[Source records]
* * *
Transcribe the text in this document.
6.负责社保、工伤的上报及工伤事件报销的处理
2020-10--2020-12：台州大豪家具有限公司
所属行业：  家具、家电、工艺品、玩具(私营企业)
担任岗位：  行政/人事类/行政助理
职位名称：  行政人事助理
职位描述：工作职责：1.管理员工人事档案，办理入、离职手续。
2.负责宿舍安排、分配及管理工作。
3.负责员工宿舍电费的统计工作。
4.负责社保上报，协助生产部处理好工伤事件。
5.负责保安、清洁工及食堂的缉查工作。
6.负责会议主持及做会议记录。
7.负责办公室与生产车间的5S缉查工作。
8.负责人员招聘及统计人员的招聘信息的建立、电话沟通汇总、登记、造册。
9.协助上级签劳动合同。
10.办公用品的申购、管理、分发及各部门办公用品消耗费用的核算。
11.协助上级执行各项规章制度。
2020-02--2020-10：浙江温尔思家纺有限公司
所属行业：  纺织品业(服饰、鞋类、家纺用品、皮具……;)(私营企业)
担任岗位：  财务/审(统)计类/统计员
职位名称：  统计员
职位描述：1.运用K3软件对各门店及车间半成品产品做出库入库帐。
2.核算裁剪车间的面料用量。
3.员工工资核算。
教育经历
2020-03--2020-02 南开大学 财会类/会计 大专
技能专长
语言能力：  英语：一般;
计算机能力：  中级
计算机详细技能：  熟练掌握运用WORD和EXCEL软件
* * *
* [REQUEST]
Identify each line in the records above that contains the word "职位描述", and copy it out in full.

* [REPLY TO THE EXERCISE]
职位描述：工作职责：1.管理员工人事档案，办理入、离职手续。
职位描述：1.运用K3软件对各门店及车间半成品产品做出库入库帐。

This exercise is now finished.